Task directions | Restate the records that follow word for word; no pictures should appear.

* * * * * * *

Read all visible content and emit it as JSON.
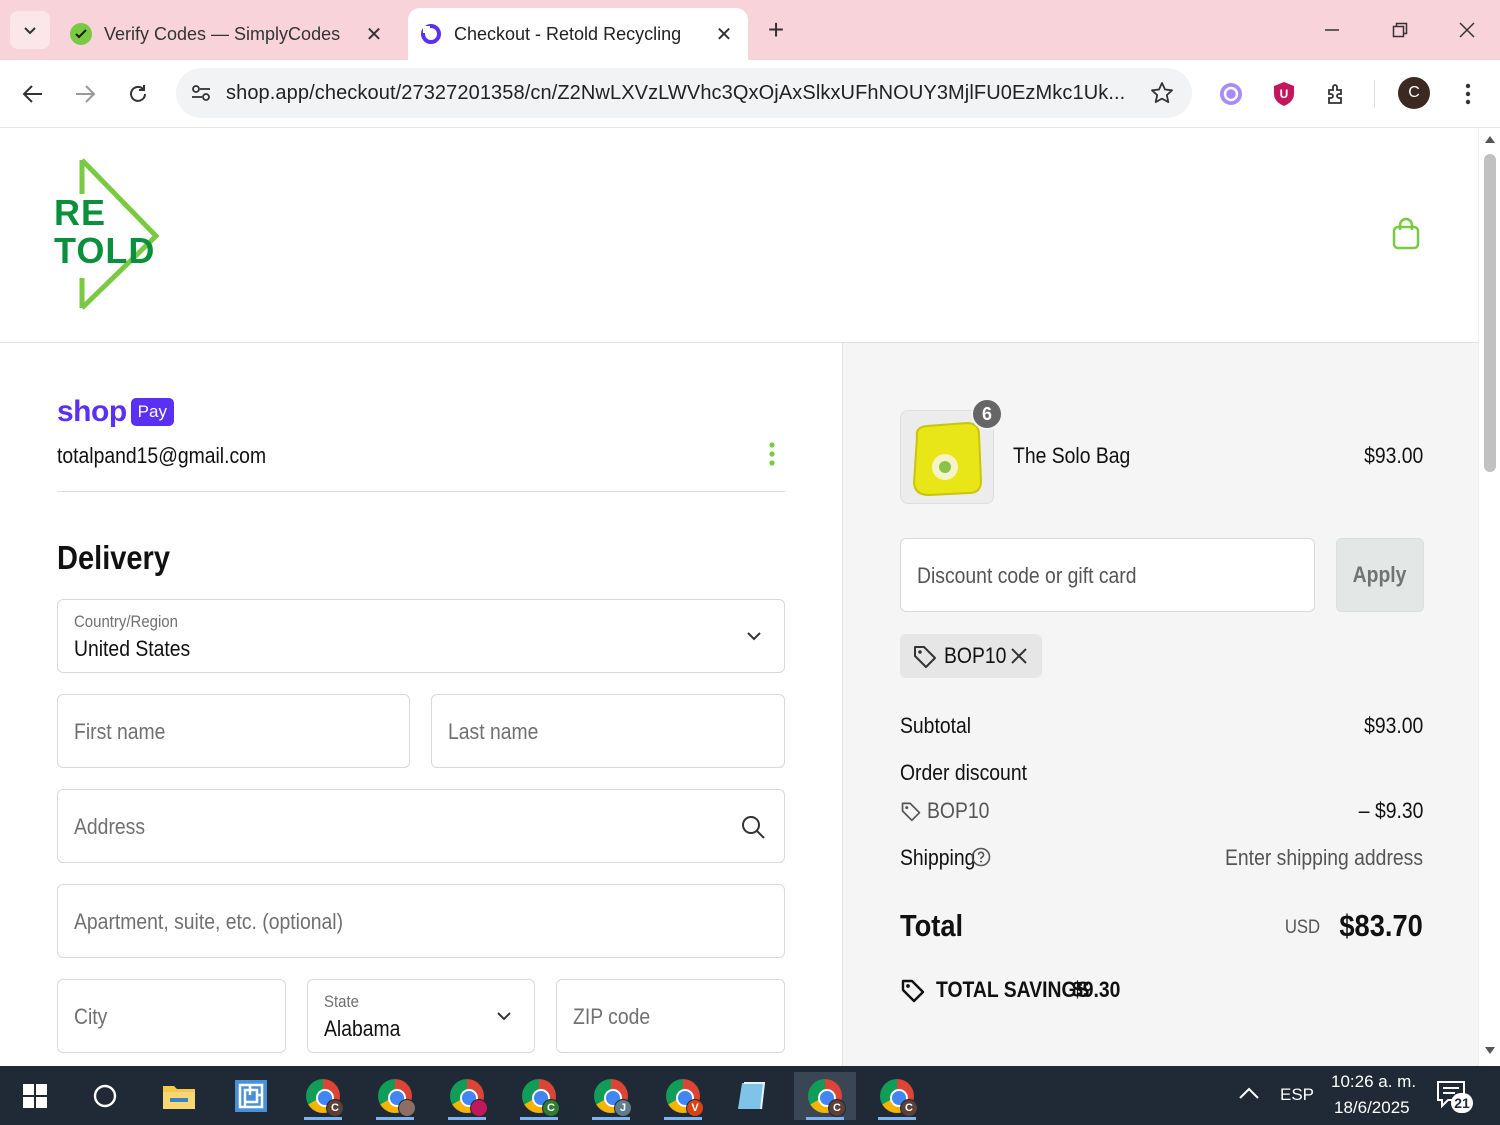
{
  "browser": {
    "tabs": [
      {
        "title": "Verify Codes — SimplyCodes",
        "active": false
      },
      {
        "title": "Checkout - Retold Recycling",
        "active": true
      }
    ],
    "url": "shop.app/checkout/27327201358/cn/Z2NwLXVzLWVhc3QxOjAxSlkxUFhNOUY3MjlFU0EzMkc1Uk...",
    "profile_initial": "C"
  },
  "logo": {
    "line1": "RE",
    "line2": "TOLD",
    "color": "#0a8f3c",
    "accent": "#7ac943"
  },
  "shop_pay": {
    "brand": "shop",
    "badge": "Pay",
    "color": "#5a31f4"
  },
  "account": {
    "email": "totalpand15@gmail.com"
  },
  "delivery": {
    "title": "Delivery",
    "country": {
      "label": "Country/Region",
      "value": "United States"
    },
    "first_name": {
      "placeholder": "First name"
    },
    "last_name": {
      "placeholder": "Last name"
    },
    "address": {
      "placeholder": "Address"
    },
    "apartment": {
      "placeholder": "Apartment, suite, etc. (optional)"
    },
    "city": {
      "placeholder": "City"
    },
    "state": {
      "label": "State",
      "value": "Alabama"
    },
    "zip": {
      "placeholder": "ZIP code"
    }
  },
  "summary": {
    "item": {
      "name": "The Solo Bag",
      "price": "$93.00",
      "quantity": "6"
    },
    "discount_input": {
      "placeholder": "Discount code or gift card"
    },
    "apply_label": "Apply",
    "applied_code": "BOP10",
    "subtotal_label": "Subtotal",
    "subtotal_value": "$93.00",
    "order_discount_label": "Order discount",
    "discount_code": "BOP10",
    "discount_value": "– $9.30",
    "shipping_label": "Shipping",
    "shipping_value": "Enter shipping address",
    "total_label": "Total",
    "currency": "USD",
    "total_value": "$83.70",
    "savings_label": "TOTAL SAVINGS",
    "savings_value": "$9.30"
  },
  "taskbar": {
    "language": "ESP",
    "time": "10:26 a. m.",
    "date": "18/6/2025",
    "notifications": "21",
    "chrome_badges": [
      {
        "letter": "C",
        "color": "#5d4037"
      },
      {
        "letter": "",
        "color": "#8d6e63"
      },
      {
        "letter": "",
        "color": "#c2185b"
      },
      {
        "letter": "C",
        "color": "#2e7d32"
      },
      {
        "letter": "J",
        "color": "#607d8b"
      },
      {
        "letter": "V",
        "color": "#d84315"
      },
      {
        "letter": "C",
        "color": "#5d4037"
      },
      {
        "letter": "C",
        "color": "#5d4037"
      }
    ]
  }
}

* * * * * * *

Final result |
Read all visible content and emit it as JSON.
{
  "browser": {
    "tabs": [
      {
        "title": "Verify Codes — SimplyCodes",
        "active": false
      },
      {
        "title": "Checkout - Retold Recycling",
        "active": true
      }
    ],
    "url": "shop.app/checkout/27327201358/cn/Z2NwLXVzLWVhc3QxOjAxSlkxUFhNOUY3MjlFU0EzMkc1Uk...",
    "profile_initial": "C"
  },
  "logo": {
    "line1": "RE",
    "line2": "TOLD",
    "color": "#0a8f3c",
    "accent": "#7ac943"
  },
  "shop_pay": {
    "brand": "shop",
    "badge": "Pay",
    "color": "#5a31f4"
  },
  "account": {
    "email": "totalpand15@gmail.com"
  },
  "delivery": {
    "title": "Delivery",
    "country": {
      "label": "Country/Region",
      "value": "United States"
    },
    "first_name": {
      "placeholder": "First name"
    },
    "last_name": {
      "placeholder": "Last name"
    },
    "address": {
      "placeholder": "Address"
    },
    "apartment": {
      "placeholder": "Apartment, suite, etc. (optional)"
    },
    "city": {
      "placeholder": "City"
    },
    "state": {
      "label": "State",
      "value": "Alabama"
    },
    "zip": {
      "placeholder": "ZIP code"
    }
  },
  "summary": {
    "item": {
      "name": "The Solo Bag",
      "price": "$93.00",
      "quantity": "6"
    },
    "discount_input": {
      "placeholder": "Discount code or gift card"
    },
    "apply_label": "Apply",
    "applied_code": "BOP10",
    "subtotal_label": "Subtotal",
    "subtotal_value": "$93.00",
    "order_discount_label": "Order discount",
    "discount_code": "BOP10",
    "discount_value": "– $9.30",
    "shipping_label": "Shipping",
    "shipping_value": "Enter shipping address",
    "total_label": "Total",
    "currency": "USD",
    "total_value": "$83.70",
    "savings_label": "TOTAL SAVINGS",
    "savings_value": "$9.30"
  },
  "taskbar": {
    "language": "ESP",
    "time": "10:26 a. m.",
    "date": "18/6/2025",
    "notifications": "21",
    "chrome_badges": [
      {
        "letter": "C",
        "color": "#5d4037"
      },
      {
        "letter": "",
        "color": "#8d6e63"
      },
      {
        "letter": "",
        "color": "#c2185b"
      },
      {
        "letter": "C",
        "color": "#2e7d32"
      },
      {
        "letter": "J",
        "color": "#607d8b"
      },
      {
        "letter": "V",
        "color": "#d84315"
      },
      {
        "letter": "C",
        "color": "#5d4037"
      },
      {
        "letter": "C",
        "color": "#5d4037"
      }
    ]
  }
}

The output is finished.